> _Stated exercise_:
Report back each line of the records that contains the string "Forecast".

> _Records for the exercise_:
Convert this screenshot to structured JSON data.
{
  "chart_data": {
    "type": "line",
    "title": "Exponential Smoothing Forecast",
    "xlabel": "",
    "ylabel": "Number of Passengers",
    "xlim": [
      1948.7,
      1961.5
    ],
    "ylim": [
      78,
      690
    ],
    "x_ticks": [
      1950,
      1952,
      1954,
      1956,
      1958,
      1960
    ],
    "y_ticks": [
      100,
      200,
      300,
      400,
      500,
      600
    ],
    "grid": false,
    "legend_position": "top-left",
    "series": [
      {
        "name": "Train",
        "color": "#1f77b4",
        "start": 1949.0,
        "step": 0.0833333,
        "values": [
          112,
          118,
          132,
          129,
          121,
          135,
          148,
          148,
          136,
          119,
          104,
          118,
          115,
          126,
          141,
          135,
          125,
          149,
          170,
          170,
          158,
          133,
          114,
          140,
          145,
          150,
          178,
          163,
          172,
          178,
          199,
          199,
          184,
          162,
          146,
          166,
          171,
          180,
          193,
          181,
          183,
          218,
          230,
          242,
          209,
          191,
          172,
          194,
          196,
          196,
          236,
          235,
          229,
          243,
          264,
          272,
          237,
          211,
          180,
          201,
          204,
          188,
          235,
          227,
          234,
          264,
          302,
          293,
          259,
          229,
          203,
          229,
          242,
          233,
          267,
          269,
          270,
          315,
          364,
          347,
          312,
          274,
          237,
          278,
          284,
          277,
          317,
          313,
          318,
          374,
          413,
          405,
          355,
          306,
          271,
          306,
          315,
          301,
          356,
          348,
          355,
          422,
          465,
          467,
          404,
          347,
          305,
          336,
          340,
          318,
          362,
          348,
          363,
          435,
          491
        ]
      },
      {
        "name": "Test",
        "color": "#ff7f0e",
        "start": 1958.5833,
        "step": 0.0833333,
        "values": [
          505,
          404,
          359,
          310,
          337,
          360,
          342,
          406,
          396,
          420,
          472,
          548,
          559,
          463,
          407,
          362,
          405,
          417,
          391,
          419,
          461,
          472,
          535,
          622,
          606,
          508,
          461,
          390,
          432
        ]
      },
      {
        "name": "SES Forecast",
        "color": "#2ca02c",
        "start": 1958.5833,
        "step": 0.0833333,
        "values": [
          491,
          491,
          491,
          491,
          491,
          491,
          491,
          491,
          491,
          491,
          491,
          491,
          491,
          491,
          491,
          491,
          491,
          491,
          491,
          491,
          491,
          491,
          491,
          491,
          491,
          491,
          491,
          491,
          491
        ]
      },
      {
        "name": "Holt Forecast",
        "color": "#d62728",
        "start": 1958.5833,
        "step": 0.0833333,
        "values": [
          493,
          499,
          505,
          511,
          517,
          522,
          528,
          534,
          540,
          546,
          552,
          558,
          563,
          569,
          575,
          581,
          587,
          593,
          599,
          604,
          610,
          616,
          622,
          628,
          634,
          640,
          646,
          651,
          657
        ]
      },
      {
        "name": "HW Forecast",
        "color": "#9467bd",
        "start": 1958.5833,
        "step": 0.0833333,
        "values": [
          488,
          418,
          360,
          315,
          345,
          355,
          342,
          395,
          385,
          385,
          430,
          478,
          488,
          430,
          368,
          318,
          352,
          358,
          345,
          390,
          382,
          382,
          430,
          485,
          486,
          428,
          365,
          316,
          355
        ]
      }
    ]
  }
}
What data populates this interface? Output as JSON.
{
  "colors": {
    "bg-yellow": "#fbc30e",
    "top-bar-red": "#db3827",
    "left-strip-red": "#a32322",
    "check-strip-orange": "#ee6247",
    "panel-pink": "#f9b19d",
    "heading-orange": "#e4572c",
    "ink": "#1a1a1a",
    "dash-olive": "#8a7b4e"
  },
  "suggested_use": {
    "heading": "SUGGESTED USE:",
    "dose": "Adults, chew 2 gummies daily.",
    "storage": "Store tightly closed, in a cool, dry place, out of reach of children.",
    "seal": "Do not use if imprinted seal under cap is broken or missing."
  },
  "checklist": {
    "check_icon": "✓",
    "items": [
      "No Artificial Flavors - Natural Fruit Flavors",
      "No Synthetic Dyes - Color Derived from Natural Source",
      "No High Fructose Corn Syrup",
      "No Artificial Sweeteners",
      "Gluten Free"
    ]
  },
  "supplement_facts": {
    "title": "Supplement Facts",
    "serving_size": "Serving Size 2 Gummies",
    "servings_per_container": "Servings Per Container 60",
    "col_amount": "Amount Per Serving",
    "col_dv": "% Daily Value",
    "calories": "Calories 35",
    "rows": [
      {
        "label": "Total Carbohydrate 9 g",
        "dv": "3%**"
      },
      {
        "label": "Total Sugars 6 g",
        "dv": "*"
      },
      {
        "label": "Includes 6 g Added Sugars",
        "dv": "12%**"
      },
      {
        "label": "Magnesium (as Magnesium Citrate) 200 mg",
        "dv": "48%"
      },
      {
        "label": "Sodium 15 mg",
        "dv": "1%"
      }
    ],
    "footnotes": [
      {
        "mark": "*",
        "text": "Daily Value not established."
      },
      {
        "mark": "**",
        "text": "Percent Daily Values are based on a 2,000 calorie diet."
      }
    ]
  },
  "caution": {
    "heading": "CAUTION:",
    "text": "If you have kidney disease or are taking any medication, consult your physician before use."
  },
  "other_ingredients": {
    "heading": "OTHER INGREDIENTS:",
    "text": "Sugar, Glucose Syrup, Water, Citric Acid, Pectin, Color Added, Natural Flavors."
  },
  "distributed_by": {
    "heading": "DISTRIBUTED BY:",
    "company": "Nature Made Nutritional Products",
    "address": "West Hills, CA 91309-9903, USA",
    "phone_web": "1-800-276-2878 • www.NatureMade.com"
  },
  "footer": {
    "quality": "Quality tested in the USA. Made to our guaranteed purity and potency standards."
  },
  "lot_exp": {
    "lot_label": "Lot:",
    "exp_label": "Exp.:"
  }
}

> _Expected answer_:
    "title": "Exponential Smoothing Forecast",
        "name": "SES Forecast",
        "name": "Holt Forecast",
        "name": "HW Forecast",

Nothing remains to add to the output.